AIM OF THE TASK
Give the listing below again in full, exactly as written.

[Excerpts from a figure dataset]
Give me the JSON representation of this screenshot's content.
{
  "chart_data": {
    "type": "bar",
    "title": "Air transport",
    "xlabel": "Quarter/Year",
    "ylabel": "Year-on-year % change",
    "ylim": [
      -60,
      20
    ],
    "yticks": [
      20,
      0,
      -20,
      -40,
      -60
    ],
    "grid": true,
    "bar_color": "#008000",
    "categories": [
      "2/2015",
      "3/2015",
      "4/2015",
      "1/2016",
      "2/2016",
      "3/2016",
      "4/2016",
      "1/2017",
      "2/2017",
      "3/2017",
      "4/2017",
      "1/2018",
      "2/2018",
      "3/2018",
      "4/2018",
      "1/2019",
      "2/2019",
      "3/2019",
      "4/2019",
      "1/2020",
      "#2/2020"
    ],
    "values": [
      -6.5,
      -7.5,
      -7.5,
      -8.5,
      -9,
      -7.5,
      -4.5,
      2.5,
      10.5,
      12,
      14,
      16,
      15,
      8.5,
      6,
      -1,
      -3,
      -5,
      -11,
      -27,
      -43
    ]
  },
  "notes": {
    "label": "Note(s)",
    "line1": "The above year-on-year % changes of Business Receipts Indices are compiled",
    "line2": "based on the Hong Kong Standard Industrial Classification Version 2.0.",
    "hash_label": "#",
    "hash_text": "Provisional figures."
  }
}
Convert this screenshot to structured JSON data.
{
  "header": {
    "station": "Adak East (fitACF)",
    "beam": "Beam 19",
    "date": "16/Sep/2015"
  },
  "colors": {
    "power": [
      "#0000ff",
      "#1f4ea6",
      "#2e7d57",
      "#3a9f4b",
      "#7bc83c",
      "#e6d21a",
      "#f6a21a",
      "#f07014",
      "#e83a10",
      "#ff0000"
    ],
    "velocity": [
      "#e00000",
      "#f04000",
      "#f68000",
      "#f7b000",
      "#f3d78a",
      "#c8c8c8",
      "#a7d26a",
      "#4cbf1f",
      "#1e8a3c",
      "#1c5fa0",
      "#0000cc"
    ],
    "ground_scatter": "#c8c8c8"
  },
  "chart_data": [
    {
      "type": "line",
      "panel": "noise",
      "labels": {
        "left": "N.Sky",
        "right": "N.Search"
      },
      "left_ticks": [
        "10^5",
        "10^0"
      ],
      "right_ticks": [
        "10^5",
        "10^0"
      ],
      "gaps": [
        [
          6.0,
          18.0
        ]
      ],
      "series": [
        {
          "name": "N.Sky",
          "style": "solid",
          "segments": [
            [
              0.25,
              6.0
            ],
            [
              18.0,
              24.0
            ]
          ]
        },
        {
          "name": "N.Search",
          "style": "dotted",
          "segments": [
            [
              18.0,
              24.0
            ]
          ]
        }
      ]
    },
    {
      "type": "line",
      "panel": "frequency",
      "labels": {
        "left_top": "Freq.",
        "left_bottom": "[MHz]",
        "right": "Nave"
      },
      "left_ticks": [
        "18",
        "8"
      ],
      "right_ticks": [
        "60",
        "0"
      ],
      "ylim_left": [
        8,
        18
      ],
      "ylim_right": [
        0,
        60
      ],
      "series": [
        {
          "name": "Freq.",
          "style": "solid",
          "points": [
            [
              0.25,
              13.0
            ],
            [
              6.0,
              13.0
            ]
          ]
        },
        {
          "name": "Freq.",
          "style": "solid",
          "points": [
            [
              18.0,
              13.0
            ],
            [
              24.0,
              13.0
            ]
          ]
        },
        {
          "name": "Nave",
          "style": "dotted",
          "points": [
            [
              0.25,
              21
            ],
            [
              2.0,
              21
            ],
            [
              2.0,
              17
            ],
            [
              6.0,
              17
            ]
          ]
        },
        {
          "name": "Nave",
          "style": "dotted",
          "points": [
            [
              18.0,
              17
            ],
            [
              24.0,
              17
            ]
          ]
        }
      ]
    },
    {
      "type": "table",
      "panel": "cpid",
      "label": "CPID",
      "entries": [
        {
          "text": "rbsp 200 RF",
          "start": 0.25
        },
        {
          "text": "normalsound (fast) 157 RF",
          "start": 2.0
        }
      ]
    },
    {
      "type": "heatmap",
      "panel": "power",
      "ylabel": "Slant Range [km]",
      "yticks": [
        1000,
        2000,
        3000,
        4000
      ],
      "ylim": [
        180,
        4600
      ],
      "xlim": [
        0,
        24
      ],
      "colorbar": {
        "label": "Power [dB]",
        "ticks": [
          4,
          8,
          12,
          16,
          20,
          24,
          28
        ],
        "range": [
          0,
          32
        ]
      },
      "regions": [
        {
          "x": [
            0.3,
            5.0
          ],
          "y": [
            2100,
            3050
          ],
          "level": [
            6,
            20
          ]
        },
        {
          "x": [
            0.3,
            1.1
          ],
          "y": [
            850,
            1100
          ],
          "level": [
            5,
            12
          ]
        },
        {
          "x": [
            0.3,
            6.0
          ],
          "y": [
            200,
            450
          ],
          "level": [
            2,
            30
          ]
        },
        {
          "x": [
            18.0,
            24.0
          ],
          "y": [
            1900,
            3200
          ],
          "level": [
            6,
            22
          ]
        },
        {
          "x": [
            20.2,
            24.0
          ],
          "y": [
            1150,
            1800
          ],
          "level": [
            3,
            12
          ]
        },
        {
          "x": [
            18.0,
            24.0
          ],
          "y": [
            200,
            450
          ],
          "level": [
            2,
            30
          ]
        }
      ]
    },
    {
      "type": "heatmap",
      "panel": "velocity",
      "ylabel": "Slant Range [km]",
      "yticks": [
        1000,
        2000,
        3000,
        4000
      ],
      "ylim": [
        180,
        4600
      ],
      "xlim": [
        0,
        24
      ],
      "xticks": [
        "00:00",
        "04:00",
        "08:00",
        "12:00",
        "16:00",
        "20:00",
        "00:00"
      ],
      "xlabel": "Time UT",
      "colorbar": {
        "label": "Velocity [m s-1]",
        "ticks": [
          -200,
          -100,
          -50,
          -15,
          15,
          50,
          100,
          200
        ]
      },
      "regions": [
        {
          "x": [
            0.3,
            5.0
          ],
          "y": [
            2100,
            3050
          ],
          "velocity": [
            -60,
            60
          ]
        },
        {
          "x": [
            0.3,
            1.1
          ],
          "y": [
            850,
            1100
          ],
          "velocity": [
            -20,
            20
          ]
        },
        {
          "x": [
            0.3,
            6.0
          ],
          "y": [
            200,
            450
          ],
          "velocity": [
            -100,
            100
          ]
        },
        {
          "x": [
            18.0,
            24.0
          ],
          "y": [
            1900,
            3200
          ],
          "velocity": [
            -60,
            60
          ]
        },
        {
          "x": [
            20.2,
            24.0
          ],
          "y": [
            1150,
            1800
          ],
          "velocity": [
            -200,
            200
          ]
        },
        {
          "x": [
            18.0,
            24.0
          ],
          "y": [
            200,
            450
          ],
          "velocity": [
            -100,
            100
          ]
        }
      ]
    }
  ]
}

THE ANSWER
Give me the JSON representation of this screenshot's content.
{
  "chart_data": {
    "type": "bar",
    "title": "Air transport",
    "xlabel": "Quarter/Year",
    "ylabel": "Year-on-year % change",
    "ylim": [
      -60,
      20
    ],
    "yticks": [
      20,
      0,
      -20,
      -40,
      -60
    ],
    "grid": true,
    "bar_color": "#008000",
    "categories": [
      "2/2015",
      "3/2015",
      "4/2015",
      "1/2016",
      "2/2016",
      "3/2016",
      "4/2016",
      "1/2017",
      "2/2017",
      "3/2017",
      "4/2017",
      "1/2018",
      "2/2018",
      "3/2018",
      "4/2018",
      "1/2019",
      "2/2019",
      "3/2019",
      "4/2019",
      "1/2020",
      "#2/2020"
    ],
    "values": [
      -6.5,
      -7.5,
      -7.5,
      -8.5,
      -9,
      -7.5,
      -4.5,
      2.5,
      10.5,
      12,
      14,
      16,
      15,
      8.5,
      6,
      -1,
      -3,
      -5,
      -11,
      -27,
      -43
    ]
  },
  "notes": {
    "label": "Note(s)",
    "line1": "The above year-on-year % changes of Business Receipts Indices are compiled",
    "line2": "based on the Hong Kong Standard Industrial Classification Version 2.0.",
    "hash_label": "#",
    "hash_text": "Provisional figures."
  }
}
Convert this screenshot to structured JSON data.
{
  "header": {
    "station": "Adak East (fitACF)",
    "beam": "Beam 19",
    "date": "16/Sep/2015"
  },
  "colors": {
    "power": [
      "#0000ff",
      "#1f4ea6",
      "#2e7d57",
      "#3a9f4b",
      "#7bc83c",
      "#e6d21a",
      "#f6a21a",
      "#f07014",
      "#e83a10",
      "#ff0000"
    ],
    "velocity": [
      "#e00000",
      "#f04000",
      "#f68000",
      "#f7b000",
      "#f3d78a",
      "#c8c8c8",
      "#a7d26a",
      "#4cbf1f",
      "#1e8a3c",
      "#1c5fa0",
      "#0000cc"
    ],
    "ground_scatter": "#c8c8c8"
  },
  "chart_data": [
    {
      "type": "line",
      "panel": "noise",
      "labels": {
        "left": "N.Sky",
        "right": "N.Search"
      },
      "left_ticks": [
        "10^5",
        "10^0"
      ],
      "right_ticks": [
        "10^5",
        "10^0"
      ],
      "gaps": [
        [
          6.0,
          18.0
        ]
      ],
      "series": [
        {
          "name": "N.Sky",
          "style": "solid",
          "segments": [
            [
              0.25,
              6.0
            ],
            [
              18.0,
              24.0
            ]
          ]
        },
        {
          "name": "N.Search",
          "style": "dotted",
          "segments": [
            [
              18.0,
              24.0
            ]
          ]
        }
      ]
    },
    {
      "type": "line",
      "panel": "frequency",
      "labels": {
        "left_top": "Freq.",
        "left_bottom": "[MHz]",
        "right": "Nave"
      },
      "left_ticks": [
        "18",
        "8"
      ],
      "right_ticks": [
        "60",
        "0"
      ],
      "ylim_left": [
        8,
        18
      ],
      "ylim_right": [
        0,
        60
      ],
      "series": [
        {
          "name": "Freq.",
          "style": "solid",
          "points": [
            [
              0.25,
              13.0
            ],
            [
              6.0,
              13.0
            ]
          ]
        },
        {
          "name": "Freq.",
          "style": "solid",
          "points": [
            [
              18.0,
              13.0
            ],
            [
              24.0,
              13.0
            ]
          ]
        },
        {
          "name": "Nave",
          "style": "dotted",
          "points": [
            [
              0.25,
              21
            ],
            [
              2.0,
              21
            ],
            [
              2.0,
              17
            ],
            [
              6.0,
              17
            ]
          ]
        },
        {
          "name": "Nave",
          "style": "dotted",
          "points": [
            [
              18.0,
              17
            ],
            [
              24.0,
              17
            ]
          ]
        }
      ]
    },
    {
      "type": "table",
      "panel": "cpid",
      "label": "CPID",
      "entries": [
        {
          "text": "rbsp 200 RF",
          "start": 0.25
        },
        {
          "text": "normalsound (fast) 157 RF",
          "start": 2.0
        }
      ]
    },
    {
      "type": "heatmap",
      "panel": "power",
      "ylabel": "Slant Range [km]",
      "yticks": [
        1000,
        2000,
        3000,
        4000
      ],
      "ylim": [
        180,
        4600
      ],
      "xlim": [
        0,
        24
      ],
      "colorbar": {
        "label": "Power [dB]",
        "ticks": [
          4,
          8,
          12,
          16,
          20,
          24,
          28
        ],
        "range": [
          0,
          32
        ]
      },
      "regions": [
        {
          "x": [
            0.3,
            5.0
          ],
          "y": [
            2100,
            3050
          ],
          "level": [
            6,
            20
          ]
        },
        {
          "x": [
            0.3,
            1.1
          ],
          "y": [
            850,
            1100
          ],
          "level": [
            5,
            12
          ]
        },
        {
          "x": [
            0.3,
            6.0
          ],
          "y": [
            200,
            450
          ],
          "level": [
            2,
            30
          ]
        },
        {
          "x": [
            18.0,
            24.0
          ],
          "y": [
            1900,
            3200
          ],
          "level": [
            6,
            22
          ]
        },
        {
          "x": [
            20.2,
            24.0
          ],
          "y": [
            1150,
            1800
          ],
          "level": [
            3,
            12
          ]
        },
        {
          "x": [
            18.0,
            24.0
          ],
          "y": [
            200,
            450
          ],
          "level": [
            2,
            30
          ]
        }
      ]
    },
    {
      "type": "heatmap",
      "panel": "velocity",
      "ylabel": "Slant Range [km]",
      "yticks": [
        1000,
        2000,
        3000,
        4000
      ],
      "ylim": [
        180,
        4600
      ],
      "xlim": [
        0,
        24
      ],
      "xticks": [
        "00:00",
        "04:00",
        "08:00",
        "12:00",
        "16:00",
        "20:00",
        "00:00"
      ],
      "xlabel": "Time UT",
      "colorbar": {
        "label": "Velocity [m s-1]",
        "ticks": [
          -200,
          -100,
          -50,
          -15,
          15,
          50,
          100,
          200
        ]
      },
      "regions": [
        {
          "x": [
            0.3,
            5.0
          ],
          "y": [
            2100,
            3050
          ],
          "velocity": [
            -60,
            60
          ]
        },
        {
          "x": [
            0.3,
            1.1
          ],
          "y": [
            850,
            1100
          ],
          "velocity": [
            -20,
            20
          ]
        },
        {
          "x": [
            0.3,
            6.0
          ],
          "y": [
            200,
            450
          ],
          "velocity": [
            -100,
            100
          ]
        },
        {
          "x": [
            18.0,
            24.0
          ],
          "y": [
            1900,
            3200
          ],
          "velocity": [
            -60,
            60
          ]
        },
        {
          "x": [
            20.2,
            24.0
          ],
          "y": [
            1150,
            1800
          ],
          "velocity": [
            -200,
            200
          ]
        },
        {
          "x": [
            18.0,
            24.0
          ],
          "y": [
            200,
            450
          ],
          "velocity": [
            -100,
            100
          ]
        }
      ]
    }
  ]
}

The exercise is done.